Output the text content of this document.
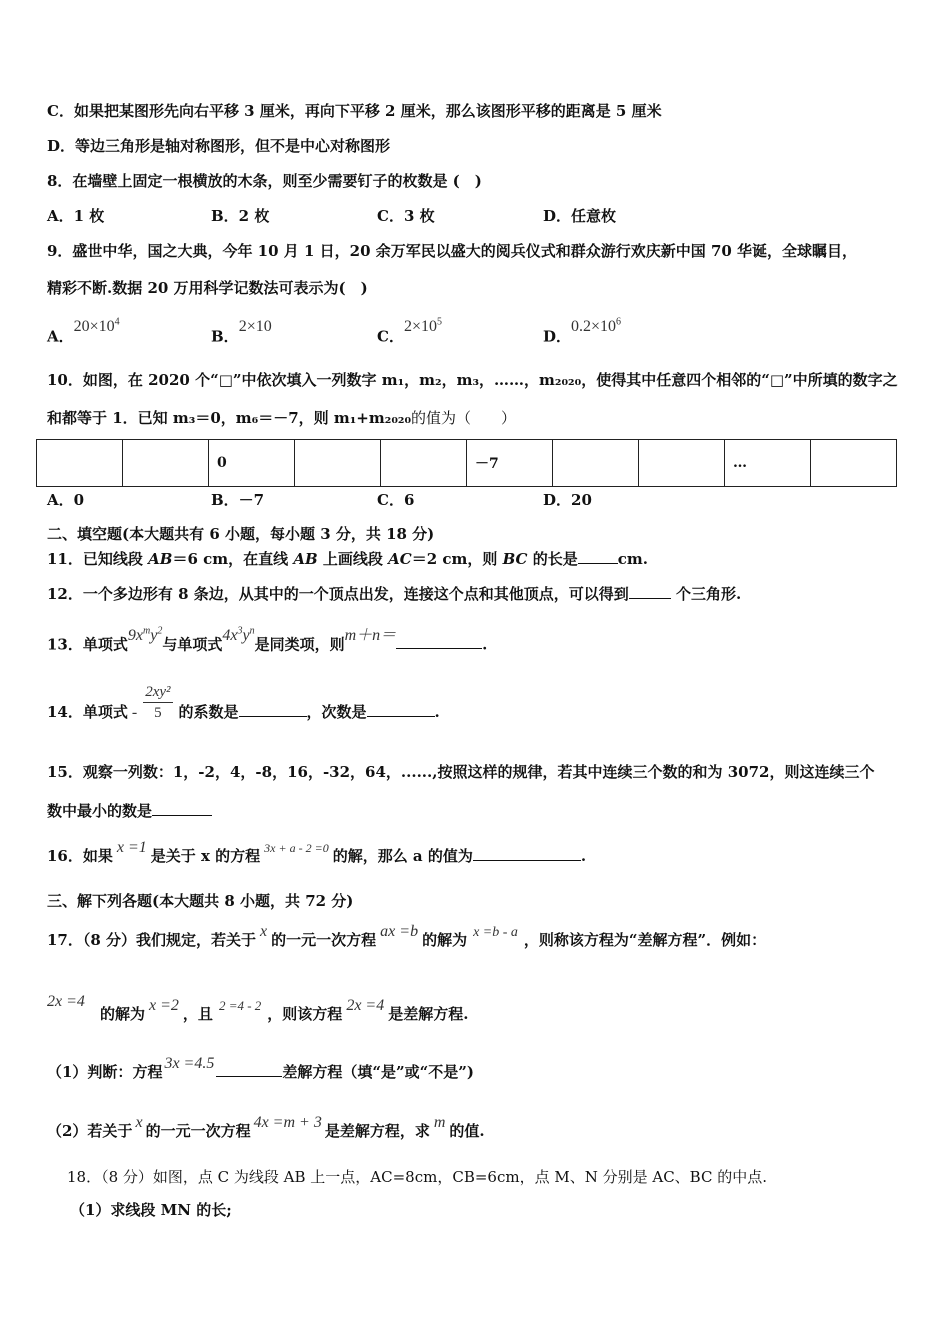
C．如果把某图形先向右平移 3 厘米，再向下平移 2 厘米，那么该图形平移的距离是 5 厘米
D．等边三角形是轴对称图形，但不是中心对称图形
8．在墙壁上固定一根横放的木条，则至少需要钉子的枚数是 (　)
A．1 枚	B．2 枚	C．3 枚	D．任意枚
9．盛世中华，国之大典，今年 10 月 1 日，20 余万军民以盛大的阅兵仪式和群众游行欢庆新中国 70 华诞，全球瞩目，
精彩不断.数据 20 万用科学记数法可表示为(　)
A．$20\times 10^4$
B．2×10
C．$2\times 10^5$
D．$0.2\times 10^6$
10．如图，在 2020 个“□”中依次填入一列数字 m₁，m₂，m₃，……，m₂₀₂₀，使得其中任意四个相邻的“□”中所填的数字之
和都等于 1．已知 m₃＝0，m₆＝－7，则 m₁+m₂₀₂₀的值为（　　）
		0			－7			…	
A．0	B．－7	C．6	D．20
二、填空题(本大题共有 6 小题，每小题 3 分，共 18 分)
11．已知线段 AB＝6 cm，在直线 AB 上画线段 AC＝2 cm，则 BC 的长是	cm.
12．一个多边形有 8 条边，从其中的一个顶点出发，连接这个点和其他顶点，可以得到	个三角形.
13．单项式$9x^my^2$与单项式$4x^3y^n$是同类项，则m＋n＝	.
14．单项式 - $\frac{\text{2xy²}}{5}$ 的系数是	，次数是	.
15．观察一列数：1，-2，4，-8，16，-32，64，......,按照这样的规律，若其中连续三个数的和为 3072，则这连续三个
数中最小的数是
16．如果 x =1 是关于 x 的方程 $^{3x + a - 2 =0}$ 的解，那么 a 的值为	.
三、解下列各题(本大题共 8 小题，共 72 分)
17．（8 分）我们规定，若关于 x 的一元一次方程 ax =b 的解为 x =b - a ，则称该方程为“差解方程”．例如：
2x =4
的解为 x =2 ，且 2 =4 - 2 ，则该方程 2x =4 是差解方程.
（1）判断：方程 3x =4.5	差解方程（填“是”或“不是”)
（2）若关于 x 的一元一次方程 4x =m + 3 是差解方程，求 m 的值.
18．（8 分）如图，点 C 为线段 AB 上一点，AC=8cm，CB=6cm，点 M、N 分别是 AC、BC 的中点.
（1）求线段 MN 的长;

----------------------------------------

▸ Your instructions: Reproduce the full listing above verbatim, with no pictures included.

▸ Written answer:
Output the text content of this document.
C．如果把某图形先向右平移 3 厘米，再向下平移 2 厘米，那么该图形平移的距离是 5 厘米
D．等边三角形是轴对称图形，但不是中心对称图形
8．在墙壁上固定一根横放的木条，则至少需要钉子的枚数是 (　)
A．1 枚	B．2 枚	C．3 枚	D．任意枚
9．盛世中华，国之大典，今年 10 月 1 日，20 余万军民以盛大的阅兵仪式和群众游行欢庆新中国 70 华诞，全球瞩目，
精彩不断.数据 20 万用科学记数法可表示为(　)
A．$20\times 10^4$
B．2×10
C．$2\times 10^5$
D．$0.2\times 10^6$
10．如图，在 2020 个“□”中依次填入一列数字 m₁，m₂，m₃，……，m₂₀₂₀，使得其中任意四个相邻的“□”中所填的数字之
和都等于 1．已知 m₃＝0，m₆＝－7，则 m₁+m₂₀₂₀的值为（　　）
		0			－7			…	
A．0	B．－7	C．6	D．20
二、填空题(本大题共有 6 小题，每小题 3 分，共 18 分)
11．已知线段 AB＝6 cm，在直线 AB 上画线段 AC＝2 cm，则 BC 的长是	cm.
12．一个多边形有 8 条边，从其中的一个顶点出发，连接这个点和其他顶点，可以得到	个三角形.
13．单项式$9x^my^2$与单项式$4x^3y^n$是同类项，则m＋n＝	.
14．单项式 - $\frac{\text{2xy²}}{5}$ 的系数是	，次数是	.
15．观察一列数：1，-2，4，-8，16，-32，64，......,按照这样的规律，若其中连续三个数的和为 3072，则这连续三个
数中最小的数是
16．如果 x =1 是关于 x 的方程 $^{3x + a - 2 =0}$ 的解，那么 a 的值为	.
三、解下列各题(本大题共 8 小题，共 72 分)
17．（8 分）我们规定，若关于 x 的一元一次方程 ax =b 的解为 x =b - a ，则称该方程为“差解方程”．例如：
2x =4
的解为 x =2 ，且 2 =4 - 2 ，则该方程 2x =4 是差解方程.
（1）判断：方程 3x =4.5	差解方程（填“是”或“不是”)
（2）若关于 x 的一元一次方程 4x =m + 3 是差解方程，求 m 的值.
18．（8 分）如图，点 C 为线段 AB 上一点，AC=8cm，CB=6cm，点 M、N 分别是 AC、BC 的中点.
（1）求线段 MN 的长;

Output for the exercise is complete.